Dataset entries:
◆ ◆ ◆ ◆

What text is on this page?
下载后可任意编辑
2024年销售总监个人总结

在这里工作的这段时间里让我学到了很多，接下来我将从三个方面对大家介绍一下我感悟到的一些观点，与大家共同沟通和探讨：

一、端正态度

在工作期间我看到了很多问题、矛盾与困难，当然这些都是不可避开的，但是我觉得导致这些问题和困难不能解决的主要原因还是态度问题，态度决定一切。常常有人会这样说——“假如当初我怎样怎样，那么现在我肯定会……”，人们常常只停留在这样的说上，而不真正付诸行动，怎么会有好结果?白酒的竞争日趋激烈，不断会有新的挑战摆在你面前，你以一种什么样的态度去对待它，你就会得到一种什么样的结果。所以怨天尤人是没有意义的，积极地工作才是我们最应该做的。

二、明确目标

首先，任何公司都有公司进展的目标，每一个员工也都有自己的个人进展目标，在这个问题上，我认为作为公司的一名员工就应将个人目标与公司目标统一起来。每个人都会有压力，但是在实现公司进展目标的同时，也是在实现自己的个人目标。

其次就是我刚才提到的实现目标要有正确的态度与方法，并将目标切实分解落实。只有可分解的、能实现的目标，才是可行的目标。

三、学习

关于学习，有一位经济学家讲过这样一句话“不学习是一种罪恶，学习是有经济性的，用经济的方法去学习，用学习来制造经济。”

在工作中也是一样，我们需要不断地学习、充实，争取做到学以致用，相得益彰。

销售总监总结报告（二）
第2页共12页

◆ ◆ ◆ ◆

WHAT TO DO: Output the records exactly, including every line.

REPLY TO THE EXERCISE:
What text is on this page?
下载后可任意编辑
2024年销售总监个人总结

在这里工作的这段时间里让我学到了很多，接下来我将从三个方面对大家介绍一下我感悟到的一些观点，与大家共同沟通和探讨：

一、端正态度

在工作期间我看到了很多问题、矛盾与困难，当然这些都是不可避开的，但是我觉得导致这些问题和困难不能解决的主要原因还是态度问题，态度决定一切。常常有人会这样说——“假如当初我怎样怎样，那么现在我肯定会……”，人们常常只停留在这样的说上，而不真正付诸行动，怎么会有好结果?白酒的竞争日趋激烈，不断会有新的挑战摆在你面前，你以一种什么样的态度去对待它，你就会得到一种什么样的结果。所以怨天尤人是没有意义的，积极地工作才是我们最应该做的。

二、明确目标

首先，任何公司都有公司进展的目标，每一个员工也都有自己的个人进展目标，在这个问题上，我认为作为公司的一名员工就应将个人目标与公司目标统一起来。每个人都会有压力，但是在实现公司进展目标的同时，也是在实现自己的个人目标。

其次就是我刚才提到的实现目标要有正确的态度与方法，并将目标切实分解落实。只有可分解的、能实现的目标，才是可行的目标。

三、学习

关于学习，有一位经济学家讲过这样一句话“不学习是一种罪恶，学习是有经济性的，用经济的方法去学习，用学习来制造经济。”

在工作中也是一样，我们需要不断地学习、充实，争取做到学以致用，相得益彰。

销售总监总结报告（二）
第2页共12页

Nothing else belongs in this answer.